* _DATA EXCERPTS_:
-- BEGIN --

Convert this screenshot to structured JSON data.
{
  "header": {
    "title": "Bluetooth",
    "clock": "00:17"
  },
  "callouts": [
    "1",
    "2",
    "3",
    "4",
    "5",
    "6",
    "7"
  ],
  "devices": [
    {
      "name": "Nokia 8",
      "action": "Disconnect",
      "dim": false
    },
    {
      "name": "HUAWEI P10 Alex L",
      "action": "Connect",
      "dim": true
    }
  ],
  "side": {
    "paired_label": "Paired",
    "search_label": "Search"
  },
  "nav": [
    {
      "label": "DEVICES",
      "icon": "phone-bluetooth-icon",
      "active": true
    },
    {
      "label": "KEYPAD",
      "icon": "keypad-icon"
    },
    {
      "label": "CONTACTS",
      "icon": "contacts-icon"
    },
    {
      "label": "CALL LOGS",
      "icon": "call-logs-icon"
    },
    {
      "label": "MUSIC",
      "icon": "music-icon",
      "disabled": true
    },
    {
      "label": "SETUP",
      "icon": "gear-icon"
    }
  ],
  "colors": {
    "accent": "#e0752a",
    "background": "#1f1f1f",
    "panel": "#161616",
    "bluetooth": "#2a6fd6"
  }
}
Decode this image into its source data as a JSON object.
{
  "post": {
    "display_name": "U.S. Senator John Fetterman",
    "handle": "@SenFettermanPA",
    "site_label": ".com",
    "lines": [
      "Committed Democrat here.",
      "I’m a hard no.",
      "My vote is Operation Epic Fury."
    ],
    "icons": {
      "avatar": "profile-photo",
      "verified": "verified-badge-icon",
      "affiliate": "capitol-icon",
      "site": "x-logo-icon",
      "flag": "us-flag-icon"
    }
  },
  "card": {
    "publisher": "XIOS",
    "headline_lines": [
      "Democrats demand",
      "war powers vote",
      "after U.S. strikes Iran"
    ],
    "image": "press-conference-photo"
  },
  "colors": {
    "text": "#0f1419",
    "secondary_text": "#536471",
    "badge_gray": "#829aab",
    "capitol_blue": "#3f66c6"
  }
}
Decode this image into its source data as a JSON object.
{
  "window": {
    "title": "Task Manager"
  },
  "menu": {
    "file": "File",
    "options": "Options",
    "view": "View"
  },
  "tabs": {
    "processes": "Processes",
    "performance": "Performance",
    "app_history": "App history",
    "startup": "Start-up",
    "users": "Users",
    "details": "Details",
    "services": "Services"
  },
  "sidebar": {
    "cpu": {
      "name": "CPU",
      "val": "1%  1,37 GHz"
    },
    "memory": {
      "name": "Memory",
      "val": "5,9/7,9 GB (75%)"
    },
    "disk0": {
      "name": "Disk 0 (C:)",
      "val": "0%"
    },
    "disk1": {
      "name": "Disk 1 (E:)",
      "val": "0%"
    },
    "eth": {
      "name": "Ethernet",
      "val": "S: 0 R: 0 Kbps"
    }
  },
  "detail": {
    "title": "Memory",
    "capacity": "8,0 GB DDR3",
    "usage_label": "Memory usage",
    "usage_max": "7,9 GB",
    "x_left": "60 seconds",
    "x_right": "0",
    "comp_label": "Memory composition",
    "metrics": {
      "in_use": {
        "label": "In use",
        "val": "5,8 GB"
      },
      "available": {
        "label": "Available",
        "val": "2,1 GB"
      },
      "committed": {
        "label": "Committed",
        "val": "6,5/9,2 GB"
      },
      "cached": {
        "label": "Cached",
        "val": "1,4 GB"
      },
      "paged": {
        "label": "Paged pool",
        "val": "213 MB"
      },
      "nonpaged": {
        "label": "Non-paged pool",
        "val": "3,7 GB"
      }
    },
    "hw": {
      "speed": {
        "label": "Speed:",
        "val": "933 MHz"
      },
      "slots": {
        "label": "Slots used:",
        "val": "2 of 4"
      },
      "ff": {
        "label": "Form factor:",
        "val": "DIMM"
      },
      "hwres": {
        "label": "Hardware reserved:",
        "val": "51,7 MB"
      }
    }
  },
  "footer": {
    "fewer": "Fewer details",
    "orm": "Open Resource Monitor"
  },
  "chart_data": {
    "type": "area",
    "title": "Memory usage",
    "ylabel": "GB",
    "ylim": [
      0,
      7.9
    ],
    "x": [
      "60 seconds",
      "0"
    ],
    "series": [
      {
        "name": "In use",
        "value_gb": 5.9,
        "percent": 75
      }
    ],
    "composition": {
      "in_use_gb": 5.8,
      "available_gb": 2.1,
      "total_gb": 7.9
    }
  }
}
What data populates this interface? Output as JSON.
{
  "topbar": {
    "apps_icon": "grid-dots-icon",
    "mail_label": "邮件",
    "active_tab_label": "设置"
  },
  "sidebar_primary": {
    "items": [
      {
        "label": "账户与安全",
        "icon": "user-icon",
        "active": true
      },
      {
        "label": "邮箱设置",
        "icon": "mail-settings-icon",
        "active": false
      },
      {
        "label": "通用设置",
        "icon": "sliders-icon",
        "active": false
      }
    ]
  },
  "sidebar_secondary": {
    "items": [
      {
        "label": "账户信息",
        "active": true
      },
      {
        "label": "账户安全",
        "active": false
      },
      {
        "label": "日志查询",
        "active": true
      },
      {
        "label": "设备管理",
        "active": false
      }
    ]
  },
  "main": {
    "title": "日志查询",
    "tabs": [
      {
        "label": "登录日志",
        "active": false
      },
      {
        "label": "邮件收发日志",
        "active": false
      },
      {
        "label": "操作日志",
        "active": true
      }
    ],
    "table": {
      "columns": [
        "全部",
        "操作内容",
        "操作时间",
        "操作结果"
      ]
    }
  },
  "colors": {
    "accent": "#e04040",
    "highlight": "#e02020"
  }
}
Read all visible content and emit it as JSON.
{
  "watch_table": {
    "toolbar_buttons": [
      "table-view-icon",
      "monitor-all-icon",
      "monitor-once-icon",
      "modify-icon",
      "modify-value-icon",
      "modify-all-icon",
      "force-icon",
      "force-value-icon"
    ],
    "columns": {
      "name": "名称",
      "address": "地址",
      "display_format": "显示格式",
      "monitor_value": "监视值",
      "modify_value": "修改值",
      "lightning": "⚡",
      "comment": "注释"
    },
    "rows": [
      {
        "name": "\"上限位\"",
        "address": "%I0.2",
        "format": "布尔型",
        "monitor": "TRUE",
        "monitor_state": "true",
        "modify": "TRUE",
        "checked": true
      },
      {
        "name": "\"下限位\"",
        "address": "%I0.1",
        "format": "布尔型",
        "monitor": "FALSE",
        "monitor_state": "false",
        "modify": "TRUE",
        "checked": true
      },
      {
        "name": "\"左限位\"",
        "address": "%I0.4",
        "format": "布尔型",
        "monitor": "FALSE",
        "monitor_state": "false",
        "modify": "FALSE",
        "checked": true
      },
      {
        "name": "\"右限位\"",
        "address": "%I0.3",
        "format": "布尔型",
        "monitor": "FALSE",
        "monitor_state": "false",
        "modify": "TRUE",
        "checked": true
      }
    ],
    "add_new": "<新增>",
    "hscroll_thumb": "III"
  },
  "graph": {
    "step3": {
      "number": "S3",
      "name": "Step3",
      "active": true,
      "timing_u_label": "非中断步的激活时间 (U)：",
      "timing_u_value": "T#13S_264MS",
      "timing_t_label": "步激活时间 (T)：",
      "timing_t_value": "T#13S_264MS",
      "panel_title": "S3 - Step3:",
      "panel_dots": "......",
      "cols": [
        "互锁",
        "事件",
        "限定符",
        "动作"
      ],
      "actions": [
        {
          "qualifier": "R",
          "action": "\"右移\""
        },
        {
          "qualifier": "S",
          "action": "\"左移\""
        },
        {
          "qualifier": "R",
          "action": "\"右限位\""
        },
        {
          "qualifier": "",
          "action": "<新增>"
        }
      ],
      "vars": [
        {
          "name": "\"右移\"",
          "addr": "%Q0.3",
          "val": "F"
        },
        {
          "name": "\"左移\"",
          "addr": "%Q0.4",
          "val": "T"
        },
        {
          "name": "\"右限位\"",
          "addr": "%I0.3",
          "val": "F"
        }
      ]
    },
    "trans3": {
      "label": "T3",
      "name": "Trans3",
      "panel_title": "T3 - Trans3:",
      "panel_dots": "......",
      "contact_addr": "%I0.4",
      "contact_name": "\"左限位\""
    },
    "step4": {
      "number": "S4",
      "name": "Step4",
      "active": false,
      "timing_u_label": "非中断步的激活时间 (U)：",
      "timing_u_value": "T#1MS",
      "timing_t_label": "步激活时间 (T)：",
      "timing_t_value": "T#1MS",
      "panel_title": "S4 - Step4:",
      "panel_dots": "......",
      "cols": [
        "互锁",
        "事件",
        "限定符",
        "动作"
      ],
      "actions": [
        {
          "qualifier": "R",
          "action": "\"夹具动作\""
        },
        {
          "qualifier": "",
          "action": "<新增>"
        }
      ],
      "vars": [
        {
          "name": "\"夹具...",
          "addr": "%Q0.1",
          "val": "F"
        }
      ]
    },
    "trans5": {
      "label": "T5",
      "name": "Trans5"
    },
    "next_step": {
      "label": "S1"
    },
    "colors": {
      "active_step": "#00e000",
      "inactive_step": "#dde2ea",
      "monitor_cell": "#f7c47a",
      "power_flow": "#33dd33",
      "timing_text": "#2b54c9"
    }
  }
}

-- END --

* _GIVEN PROBLEM_:
Copy and report every line where the word "pool" is present.

* _FULL SOLUTION_:
        "label": "Paged pool",
        "label": "Non-paged pool",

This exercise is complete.